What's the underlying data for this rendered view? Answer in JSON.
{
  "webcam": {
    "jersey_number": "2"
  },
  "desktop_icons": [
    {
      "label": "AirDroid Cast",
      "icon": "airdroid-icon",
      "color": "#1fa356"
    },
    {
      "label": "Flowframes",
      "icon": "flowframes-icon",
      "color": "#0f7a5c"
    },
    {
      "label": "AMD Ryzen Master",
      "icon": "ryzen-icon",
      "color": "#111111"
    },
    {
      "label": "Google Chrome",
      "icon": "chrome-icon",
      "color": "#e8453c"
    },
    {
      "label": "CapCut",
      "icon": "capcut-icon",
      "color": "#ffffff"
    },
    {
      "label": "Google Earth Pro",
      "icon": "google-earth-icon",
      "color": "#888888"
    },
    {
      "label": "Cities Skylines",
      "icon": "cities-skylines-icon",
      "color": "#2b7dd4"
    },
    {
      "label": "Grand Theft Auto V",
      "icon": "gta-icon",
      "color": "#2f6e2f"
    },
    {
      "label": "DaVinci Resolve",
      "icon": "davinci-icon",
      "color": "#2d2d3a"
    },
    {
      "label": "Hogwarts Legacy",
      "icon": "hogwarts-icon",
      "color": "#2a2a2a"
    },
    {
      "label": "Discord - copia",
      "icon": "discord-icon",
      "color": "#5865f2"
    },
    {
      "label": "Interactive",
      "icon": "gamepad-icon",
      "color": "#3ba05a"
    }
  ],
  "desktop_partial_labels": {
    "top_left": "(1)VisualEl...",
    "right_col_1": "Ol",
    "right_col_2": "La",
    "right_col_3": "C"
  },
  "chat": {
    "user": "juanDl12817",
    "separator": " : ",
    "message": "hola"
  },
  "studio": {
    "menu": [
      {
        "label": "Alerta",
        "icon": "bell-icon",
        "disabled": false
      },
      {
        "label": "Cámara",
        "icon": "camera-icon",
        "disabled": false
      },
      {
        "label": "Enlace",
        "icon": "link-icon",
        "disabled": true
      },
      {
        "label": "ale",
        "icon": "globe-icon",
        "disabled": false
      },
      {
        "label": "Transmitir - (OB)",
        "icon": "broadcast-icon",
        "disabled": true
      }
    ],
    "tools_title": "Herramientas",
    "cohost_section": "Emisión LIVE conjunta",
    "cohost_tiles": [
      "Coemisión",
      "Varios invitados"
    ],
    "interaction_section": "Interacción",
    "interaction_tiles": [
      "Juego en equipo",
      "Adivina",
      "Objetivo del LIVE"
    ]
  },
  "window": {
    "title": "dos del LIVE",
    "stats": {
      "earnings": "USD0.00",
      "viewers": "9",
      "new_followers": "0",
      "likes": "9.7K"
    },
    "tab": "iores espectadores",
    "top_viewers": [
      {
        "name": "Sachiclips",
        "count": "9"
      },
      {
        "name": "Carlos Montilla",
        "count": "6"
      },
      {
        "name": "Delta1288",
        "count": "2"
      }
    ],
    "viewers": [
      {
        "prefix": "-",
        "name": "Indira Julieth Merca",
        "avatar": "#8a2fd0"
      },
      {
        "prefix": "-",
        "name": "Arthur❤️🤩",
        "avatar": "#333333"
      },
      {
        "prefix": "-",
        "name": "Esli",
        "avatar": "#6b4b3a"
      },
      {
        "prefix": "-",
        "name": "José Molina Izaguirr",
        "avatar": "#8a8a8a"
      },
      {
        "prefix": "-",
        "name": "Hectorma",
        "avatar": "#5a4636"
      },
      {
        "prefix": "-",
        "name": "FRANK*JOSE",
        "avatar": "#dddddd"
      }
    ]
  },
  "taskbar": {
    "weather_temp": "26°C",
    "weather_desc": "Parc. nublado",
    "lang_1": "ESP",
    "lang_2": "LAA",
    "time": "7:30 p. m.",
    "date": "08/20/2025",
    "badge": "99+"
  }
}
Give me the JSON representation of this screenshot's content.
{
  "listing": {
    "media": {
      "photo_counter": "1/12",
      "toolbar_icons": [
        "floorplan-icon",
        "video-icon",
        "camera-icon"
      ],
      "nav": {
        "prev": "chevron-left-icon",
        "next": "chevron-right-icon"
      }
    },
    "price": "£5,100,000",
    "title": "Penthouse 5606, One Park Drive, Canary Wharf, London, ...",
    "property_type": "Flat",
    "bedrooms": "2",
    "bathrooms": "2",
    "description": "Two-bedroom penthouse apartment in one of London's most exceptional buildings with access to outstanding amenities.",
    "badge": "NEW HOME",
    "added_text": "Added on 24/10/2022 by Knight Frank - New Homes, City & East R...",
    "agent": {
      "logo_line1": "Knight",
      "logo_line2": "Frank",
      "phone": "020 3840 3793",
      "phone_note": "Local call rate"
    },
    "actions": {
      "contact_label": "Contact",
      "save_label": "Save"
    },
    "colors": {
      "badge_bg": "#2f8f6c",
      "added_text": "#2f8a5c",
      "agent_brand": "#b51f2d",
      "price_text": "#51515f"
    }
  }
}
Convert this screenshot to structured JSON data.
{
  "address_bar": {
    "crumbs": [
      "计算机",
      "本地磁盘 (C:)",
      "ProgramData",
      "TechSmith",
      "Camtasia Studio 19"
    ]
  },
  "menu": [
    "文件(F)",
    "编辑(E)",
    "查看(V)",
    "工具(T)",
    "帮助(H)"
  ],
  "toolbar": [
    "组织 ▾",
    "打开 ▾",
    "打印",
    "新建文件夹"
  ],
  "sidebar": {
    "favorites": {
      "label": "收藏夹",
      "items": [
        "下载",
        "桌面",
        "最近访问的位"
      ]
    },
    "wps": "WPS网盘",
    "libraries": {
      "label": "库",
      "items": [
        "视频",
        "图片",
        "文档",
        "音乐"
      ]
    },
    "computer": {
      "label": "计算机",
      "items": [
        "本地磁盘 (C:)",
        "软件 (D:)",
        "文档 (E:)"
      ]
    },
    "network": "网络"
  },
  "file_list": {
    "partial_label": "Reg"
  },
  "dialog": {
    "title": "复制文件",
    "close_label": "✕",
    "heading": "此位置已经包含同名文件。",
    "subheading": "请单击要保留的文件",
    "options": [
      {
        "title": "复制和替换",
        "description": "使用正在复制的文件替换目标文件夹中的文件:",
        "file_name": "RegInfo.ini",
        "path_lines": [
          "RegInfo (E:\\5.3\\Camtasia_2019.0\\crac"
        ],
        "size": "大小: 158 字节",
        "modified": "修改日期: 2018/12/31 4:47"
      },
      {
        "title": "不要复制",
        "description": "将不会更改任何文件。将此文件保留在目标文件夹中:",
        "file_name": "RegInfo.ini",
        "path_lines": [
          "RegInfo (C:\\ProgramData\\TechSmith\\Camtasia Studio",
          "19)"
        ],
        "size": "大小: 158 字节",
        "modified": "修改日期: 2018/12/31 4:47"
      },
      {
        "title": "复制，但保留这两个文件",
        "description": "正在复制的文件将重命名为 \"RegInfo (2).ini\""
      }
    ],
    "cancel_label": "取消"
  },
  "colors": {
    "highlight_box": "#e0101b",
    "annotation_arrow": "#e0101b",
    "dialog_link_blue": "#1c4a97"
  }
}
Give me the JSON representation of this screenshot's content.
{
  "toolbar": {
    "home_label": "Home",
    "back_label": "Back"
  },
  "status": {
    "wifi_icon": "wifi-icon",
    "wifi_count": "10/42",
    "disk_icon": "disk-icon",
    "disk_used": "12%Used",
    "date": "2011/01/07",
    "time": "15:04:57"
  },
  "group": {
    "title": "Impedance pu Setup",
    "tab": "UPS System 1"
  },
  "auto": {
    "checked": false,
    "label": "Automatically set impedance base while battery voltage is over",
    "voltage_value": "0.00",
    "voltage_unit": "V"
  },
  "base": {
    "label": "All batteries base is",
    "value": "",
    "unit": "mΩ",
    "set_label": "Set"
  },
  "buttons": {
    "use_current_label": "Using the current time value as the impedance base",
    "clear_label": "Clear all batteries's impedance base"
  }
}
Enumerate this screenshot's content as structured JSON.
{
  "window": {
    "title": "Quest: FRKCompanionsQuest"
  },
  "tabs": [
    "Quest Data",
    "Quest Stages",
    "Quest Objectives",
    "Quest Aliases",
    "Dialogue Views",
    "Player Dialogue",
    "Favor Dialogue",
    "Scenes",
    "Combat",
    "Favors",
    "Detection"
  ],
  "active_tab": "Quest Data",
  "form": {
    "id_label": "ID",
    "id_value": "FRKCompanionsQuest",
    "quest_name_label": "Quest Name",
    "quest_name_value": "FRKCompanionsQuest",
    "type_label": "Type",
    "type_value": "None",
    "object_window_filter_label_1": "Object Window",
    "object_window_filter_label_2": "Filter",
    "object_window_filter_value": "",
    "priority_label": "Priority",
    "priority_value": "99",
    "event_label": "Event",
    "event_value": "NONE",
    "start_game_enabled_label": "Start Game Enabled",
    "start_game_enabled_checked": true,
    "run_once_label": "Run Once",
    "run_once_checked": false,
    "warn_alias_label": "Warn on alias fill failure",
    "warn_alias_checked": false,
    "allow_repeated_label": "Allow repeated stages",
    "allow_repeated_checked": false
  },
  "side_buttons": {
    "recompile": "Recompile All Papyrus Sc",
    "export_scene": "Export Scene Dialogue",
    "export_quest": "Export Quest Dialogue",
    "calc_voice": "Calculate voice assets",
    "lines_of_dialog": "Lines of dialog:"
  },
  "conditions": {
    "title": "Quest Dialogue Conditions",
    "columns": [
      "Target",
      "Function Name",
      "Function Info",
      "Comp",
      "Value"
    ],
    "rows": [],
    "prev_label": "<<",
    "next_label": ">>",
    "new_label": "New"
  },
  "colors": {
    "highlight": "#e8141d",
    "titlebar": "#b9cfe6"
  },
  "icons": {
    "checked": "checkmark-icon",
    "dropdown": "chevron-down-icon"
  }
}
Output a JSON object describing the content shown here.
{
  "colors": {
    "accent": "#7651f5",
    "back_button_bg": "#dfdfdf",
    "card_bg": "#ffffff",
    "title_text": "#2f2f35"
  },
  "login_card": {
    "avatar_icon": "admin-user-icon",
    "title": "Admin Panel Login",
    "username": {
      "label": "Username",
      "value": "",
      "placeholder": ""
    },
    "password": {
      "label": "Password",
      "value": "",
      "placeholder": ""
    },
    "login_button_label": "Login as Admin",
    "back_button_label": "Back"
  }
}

- - - -

EXERCISE BRIEF
Scan the material and collect every line that contains "London".

ANSWER TO THE EXERCISE
    "title": "Penthouse 5606, One Park Drive, Canary Wharf, London, ...",
    "description": "Two-bedroom penthouse apartment in one of London's most exceptional buildings with access to outstanding amenities.",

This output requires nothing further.